Exercise requirements -
- a) Answer these questions using the passage on the Nazi use of Jewish councils:
(i) In Lodz, how many of the first thirty council members were killed?
(ii) Who is credited with the phrase "choiceless choices"?
(iii) Which source supplies the definition of the Trolley Problem?
- b) Carry on the passage about the Nazi use of Jewish councils, picking up right after its final sentence.

Supplied passage -
────────
The Nazis used Jewish councils to minimize German involvement and maximize resources. The tactic of dividing and conquering was effective. By privileging some Jews over others, animosity was created in the Ghettos, but more importantly, the Jews of the community felt a sense of agency (Hayes, 180). All the while the Nazis could focus on other aspects of the war and the genocide. People on the Jewish Councils that refused the Nazis were shot. “In Lodz, for instance, twenty-two of the first thirty council members were killed to set an example. Serving on the councils and executing German orders were the first iterations of the ‘choiceless choices’ (Lawrence Langer) with which the German occupation repeatedly confronted Jews” (Hayes, 180). Given the choices between collaborating with the Nazis or dying, most Jews chose the very human trait of self-preservation over death. I am reminded of “The Trolley Problem.” Merriam-Webster describes the “Trolley Problem” as, “A thought experiment in ethics about a fictional scenario in which an onlooker has the choice to save 5 people in danger of being hit by a trolley, by diverting the trolley to kill just 1 person. The term is often used more loosely with regard to any choice that seemingly has a trade-off between what is good and what sacrifices are “acceptable,” if at all” (Merriam-Webster). In this regard, the members of the Jewish Council were actively pulling metaphorical levers that led to some people’s death while saving others. The utilitarian problem of doing what is best for the many at the expense of the few is that the person pulling the levers is now more guilty than if he had done nothing.
────────
Record set -
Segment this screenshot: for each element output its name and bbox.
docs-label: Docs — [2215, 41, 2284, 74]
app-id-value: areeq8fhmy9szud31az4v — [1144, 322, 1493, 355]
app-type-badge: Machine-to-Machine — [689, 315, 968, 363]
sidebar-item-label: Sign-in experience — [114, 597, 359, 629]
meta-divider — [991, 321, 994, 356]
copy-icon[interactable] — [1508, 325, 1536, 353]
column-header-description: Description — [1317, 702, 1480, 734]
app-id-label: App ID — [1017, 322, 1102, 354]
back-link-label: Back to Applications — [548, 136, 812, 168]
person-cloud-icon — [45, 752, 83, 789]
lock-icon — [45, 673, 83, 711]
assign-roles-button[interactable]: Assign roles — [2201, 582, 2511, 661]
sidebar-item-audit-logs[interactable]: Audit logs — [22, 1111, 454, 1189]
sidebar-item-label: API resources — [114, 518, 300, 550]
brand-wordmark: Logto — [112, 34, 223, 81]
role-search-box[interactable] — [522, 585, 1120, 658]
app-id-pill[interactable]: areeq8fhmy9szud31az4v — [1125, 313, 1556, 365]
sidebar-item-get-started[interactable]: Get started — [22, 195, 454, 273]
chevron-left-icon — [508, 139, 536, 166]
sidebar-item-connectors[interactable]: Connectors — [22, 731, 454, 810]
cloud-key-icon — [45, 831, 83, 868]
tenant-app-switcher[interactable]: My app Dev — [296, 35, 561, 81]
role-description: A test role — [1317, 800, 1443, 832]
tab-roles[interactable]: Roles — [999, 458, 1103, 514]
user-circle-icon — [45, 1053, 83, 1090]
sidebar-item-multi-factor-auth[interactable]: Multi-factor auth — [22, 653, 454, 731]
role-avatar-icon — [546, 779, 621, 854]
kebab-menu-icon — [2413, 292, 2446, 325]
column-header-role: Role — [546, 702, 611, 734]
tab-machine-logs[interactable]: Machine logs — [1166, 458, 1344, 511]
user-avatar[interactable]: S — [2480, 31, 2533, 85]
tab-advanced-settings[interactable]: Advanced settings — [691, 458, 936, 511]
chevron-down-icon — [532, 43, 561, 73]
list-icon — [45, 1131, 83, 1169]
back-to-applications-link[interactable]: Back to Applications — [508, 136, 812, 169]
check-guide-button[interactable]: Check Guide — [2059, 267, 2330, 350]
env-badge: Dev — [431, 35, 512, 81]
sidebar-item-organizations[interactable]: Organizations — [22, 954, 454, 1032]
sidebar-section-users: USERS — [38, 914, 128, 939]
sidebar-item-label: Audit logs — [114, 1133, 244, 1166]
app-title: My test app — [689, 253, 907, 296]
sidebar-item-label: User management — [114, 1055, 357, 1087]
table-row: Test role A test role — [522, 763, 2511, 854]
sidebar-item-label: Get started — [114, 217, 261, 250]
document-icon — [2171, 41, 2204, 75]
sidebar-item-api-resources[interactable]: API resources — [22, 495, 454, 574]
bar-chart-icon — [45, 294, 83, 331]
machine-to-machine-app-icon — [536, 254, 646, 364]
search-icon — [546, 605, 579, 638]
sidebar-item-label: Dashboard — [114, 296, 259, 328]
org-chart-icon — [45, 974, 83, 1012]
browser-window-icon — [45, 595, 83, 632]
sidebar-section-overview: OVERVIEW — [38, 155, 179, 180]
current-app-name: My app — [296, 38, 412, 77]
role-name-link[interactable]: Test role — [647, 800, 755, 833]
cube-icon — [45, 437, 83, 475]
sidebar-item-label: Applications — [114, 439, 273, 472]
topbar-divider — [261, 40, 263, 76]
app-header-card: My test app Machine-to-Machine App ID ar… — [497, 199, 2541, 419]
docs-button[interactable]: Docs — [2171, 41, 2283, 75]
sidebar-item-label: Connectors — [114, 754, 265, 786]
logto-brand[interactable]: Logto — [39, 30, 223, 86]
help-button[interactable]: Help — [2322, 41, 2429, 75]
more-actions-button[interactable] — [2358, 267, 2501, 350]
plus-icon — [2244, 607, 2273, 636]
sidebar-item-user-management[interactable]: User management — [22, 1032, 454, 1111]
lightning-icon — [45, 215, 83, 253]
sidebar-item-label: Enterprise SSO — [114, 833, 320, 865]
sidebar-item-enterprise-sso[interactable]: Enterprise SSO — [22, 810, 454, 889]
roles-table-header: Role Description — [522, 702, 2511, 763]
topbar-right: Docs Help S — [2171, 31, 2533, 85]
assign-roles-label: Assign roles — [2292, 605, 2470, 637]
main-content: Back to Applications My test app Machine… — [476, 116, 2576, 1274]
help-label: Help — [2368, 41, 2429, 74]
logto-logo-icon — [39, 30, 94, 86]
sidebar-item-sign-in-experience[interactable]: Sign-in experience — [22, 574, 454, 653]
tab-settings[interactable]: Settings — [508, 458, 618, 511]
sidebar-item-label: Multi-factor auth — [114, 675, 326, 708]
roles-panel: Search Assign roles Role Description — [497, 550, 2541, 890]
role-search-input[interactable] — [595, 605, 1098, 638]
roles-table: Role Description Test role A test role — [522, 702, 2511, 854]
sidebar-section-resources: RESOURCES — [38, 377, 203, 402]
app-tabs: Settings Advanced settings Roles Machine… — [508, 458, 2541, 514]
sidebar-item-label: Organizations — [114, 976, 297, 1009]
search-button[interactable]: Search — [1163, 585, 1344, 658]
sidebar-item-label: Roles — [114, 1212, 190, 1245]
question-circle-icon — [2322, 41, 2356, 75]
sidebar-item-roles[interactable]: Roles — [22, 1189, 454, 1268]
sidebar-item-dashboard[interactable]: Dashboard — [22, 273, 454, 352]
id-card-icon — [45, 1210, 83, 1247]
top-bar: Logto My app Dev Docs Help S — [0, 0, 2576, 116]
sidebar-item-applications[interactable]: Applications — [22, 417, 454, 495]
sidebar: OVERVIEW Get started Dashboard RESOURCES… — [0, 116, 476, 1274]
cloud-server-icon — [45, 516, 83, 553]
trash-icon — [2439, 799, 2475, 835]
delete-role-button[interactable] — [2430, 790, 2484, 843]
────────
Outputs in order -
- a)
(i) Twenty-two
(ii) Lawrence Langer
(iii) Merriam-Webster

- b)
The SS men were conflicted about what to do with the Jews. With the supreme goal being to kill them all, some saw them as a means for much-needed labor. The two viewpoints can be seen as attritionists vs productionists. The Nazis themselves did not know what orders they would receive regarding the “Jewish Question.” Some thought that they would eventually relocate the Jews to a permanent “reservation,” much like the Native Americans in the United States. For that reason, the attritionists and productionists found themselves at odds. Surviving in the ghetto left the Jews in a state of complete privation that eroded their health, their lives, and their morality. “On May 30, 1942, Dawid Sierakowiak, an eighteen-year-old boy trapped in the Lodz ghetto, recorded one of the more extreme consequences in his diary, as he told of how his own father seized and ate both Dawid’s and his mother’s bread rations, and then devoured all of the family’s small allotment of meat and whey. If even family ties snapped, imagine what happened to solidarity among unrelated people” (Hayes 182). The example provided by Sierakowiak’s diary is a reminder of how the human mind breaks down under long-term exposure to nutritional deprivation. This kind of behavior is common in Genocide studies that include famine and starvation.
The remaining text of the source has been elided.